[Records from a data source]
start
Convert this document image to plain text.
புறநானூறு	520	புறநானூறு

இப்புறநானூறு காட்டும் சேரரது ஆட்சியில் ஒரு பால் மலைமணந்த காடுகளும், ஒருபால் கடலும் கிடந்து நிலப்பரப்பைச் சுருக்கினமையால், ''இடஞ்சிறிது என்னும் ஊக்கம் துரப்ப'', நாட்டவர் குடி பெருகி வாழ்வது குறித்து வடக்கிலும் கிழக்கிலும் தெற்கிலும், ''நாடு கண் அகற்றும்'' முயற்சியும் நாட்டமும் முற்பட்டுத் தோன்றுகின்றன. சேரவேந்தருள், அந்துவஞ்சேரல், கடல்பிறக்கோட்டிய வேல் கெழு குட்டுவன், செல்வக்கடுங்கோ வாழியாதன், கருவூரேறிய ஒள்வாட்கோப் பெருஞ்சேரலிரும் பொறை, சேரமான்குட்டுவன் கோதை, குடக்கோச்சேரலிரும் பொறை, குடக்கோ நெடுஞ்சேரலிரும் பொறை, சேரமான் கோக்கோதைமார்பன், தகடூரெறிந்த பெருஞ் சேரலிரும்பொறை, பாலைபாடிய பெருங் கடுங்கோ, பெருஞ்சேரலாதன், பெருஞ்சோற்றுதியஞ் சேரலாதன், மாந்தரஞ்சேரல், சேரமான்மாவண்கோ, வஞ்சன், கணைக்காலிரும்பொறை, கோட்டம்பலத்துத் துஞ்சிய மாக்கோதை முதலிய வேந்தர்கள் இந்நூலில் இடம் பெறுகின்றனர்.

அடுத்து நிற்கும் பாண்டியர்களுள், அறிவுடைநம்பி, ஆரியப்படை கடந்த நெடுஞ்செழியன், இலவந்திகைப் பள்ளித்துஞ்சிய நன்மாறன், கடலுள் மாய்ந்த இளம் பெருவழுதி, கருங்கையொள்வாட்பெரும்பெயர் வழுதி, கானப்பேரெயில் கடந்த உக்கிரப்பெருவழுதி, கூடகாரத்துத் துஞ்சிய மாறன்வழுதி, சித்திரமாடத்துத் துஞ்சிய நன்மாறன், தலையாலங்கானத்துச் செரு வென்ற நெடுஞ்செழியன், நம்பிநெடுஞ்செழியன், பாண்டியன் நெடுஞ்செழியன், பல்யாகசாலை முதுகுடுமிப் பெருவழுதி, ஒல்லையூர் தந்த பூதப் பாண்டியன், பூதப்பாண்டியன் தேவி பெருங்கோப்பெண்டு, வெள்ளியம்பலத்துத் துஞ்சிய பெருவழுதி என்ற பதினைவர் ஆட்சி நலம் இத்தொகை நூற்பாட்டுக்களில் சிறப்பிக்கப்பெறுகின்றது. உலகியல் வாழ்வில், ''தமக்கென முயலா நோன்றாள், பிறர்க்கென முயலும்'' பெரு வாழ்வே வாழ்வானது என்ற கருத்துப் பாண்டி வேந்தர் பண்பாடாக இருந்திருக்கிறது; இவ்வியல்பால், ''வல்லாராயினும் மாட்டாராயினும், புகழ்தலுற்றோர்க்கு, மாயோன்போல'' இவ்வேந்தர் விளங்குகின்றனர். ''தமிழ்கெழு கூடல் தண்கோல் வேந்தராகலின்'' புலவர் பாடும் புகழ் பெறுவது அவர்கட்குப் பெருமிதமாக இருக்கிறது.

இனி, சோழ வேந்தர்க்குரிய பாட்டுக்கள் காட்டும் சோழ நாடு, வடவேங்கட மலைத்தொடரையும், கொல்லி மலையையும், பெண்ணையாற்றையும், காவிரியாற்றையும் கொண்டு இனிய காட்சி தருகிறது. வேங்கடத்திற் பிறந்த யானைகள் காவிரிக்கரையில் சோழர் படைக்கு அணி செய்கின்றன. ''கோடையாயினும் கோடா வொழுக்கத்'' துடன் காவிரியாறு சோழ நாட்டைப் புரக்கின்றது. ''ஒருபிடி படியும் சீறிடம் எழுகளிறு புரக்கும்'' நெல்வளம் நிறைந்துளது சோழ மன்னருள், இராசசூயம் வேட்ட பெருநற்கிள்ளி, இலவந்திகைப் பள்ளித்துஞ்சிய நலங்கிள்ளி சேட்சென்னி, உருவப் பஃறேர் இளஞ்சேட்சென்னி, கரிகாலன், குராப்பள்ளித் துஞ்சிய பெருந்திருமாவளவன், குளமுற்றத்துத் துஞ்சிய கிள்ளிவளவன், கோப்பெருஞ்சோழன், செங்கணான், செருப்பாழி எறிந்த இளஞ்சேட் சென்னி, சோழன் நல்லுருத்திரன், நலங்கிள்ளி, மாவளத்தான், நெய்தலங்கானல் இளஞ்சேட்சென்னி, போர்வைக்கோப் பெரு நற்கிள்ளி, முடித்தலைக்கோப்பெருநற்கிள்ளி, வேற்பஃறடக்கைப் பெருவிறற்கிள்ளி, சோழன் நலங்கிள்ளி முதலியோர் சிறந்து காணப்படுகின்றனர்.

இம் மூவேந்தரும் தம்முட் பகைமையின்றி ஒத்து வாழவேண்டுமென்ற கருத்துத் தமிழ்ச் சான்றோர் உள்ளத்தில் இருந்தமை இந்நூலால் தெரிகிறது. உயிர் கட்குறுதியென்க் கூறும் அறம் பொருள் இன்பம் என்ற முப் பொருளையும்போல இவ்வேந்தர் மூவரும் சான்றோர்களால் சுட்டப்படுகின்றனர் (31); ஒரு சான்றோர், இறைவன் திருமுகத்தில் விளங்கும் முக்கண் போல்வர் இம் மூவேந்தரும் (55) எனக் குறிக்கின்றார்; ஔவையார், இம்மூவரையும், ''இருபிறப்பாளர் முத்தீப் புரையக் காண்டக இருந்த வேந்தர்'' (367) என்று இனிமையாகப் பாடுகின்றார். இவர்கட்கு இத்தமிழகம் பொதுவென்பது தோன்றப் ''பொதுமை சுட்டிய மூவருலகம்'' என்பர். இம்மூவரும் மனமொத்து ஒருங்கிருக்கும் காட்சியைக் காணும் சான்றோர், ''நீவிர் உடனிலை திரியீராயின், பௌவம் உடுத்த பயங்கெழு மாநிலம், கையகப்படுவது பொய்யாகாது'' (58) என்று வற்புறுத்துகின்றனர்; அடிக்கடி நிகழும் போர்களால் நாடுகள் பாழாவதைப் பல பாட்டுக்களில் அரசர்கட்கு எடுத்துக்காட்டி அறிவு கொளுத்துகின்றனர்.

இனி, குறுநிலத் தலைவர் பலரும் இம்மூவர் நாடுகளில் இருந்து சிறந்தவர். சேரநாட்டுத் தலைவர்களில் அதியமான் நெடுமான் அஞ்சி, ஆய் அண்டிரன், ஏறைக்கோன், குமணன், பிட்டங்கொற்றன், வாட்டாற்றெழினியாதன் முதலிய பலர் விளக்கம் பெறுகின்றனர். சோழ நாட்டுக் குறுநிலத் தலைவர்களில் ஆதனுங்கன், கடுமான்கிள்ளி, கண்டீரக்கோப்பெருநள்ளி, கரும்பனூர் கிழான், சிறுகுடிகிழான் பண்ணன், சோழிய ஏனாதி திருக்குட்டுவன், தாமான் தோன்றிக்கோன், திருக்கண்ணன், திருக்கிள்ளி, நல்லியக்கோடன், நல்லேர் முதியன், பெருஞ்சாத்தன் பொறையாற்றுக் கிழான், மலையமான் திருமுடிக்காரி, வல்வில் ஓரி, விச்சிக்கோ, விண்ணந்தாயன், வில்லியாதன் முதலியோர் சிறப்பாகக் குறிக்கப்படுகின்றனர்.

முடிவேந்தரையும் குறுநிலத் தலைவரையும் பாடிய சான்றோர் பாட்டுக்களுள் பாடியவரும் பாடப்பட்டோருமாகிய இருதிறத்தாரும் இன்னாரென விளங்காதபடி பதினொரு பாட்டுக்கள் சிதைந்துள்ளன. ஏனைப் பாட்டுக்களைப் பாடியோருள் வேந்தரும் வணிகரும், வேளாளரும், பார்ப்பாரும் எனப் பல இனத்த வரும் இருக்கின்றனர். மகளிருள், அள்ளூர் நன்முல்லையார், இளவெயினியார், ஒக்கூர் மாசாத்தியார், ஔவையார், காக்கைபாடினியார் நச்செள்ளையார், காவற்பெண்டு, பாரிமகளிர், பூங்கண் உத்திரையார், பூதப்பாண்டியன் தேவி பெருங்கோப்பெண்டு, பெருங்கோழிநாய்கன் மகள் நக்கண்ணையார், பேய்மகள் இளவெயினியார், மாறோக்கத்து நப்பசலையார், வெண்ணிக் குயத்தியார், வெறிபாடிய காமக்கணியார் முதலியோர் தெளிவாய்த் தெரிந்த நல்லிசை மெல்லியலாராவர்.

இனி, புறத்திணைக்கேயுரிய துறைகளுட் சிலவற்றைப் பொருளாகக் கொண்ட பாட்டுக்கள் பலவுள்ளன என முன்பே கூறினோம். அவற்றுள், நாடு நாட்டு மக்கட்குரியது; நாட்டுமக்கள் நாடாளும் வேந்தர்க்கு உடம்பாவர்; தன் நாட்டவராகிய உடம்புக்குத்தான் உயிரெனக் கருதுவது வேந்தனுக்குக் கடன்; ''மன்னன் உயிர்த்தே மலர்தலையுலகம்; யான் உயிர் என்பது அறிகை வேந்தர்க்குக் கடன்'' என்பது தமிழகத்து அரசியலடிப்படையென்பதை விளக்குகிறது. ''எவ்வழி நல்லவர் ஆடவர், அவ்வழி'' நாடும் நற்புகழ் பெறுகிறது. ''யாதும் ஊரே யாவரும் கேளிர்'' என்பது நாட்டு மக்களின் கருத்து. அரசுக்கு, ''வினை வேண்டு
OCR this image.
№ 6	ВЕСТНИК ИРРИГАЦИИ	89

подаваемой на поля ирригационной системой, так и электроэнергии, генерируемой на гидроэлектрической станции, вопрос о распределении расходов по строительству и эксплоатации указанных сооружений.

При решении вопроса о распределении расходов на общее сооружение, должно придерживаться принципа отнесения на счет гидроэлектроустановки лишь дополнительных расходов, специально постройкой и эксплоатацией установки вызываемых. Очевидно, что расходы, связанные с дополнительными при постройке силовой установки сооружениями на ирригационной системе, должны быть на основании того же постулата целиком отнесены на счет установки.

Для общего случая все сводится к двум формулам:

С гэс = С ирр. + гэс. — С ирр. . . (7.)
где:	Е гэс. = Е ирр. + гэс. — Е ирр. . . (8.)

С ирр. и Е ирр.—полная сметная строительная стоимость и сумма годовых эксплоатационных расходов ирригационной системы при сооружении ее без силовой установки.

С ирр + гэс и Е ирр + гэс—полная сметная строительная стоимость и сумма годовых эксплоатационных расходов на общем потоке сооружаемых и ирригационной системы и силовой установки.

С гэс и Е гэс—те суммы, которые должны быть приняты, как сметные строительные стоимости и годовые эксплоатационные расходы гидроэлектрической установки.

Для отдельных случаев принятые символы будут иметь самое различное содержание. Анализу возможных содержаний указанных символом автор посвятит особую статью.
end
■ Written exercise
Print the line containing "OCR this image." and every line after it to the end of the records above, exactly as written, and nothing else.

■ Completed exercise
OCR this image.
№ 6	ВЕСТНИК ИРРИГАЦИИ	89

подаваемой на поля ирригационной системой, так и электроэнергии, генерируемой на гидроэлектрической станции, вопрос о распределении расходов по строительству и эксплоатации указанных сооружений.

При решении вопроса о распределении расходов на общее сооружение, должно придерживаться принципа отнесения на счет гидроэлектроустановки лишь дополнительных расходов, специально постройкой и эксплоатацией установки вызываемых. Очевидно, что расходы, связанные с дополнительными при постройке силовой установки сооружениями на ирригационной системе, должны быть на основании того же постулата целиком отнесены на счет установки.

Для общего случая все сводится к двум формулам:

С гэс = С ирр. + гэс. — С ирр. . . (7.)
где:	Е гэс. = Е ирр. + гэс. — Е ирр. . . (8.)

С ирр. и Е ирр.—полная сметная строительная стоимость и сумма годовых эксплоатационных расходов ирригационной системы при сооружении ее без силовой установки.

С ирр + гэс и Е ирр + гэс—полная сметная строительная стоимость и сумма годовых эксплоатационных расходов на общем потоке сооружаемых и ирригационной системы и силовой установки.

С гэс и Е гэс—те суммы, которые должны быть приняты, как сметные строительные стоимости и годовые эксплоатационные расходы гидроэлектрической установки.

Для отдельных случаев принятые символы будут иметь самое различное содержание. Анализу возможных содержаний указанных символом автор посвятит особую статью.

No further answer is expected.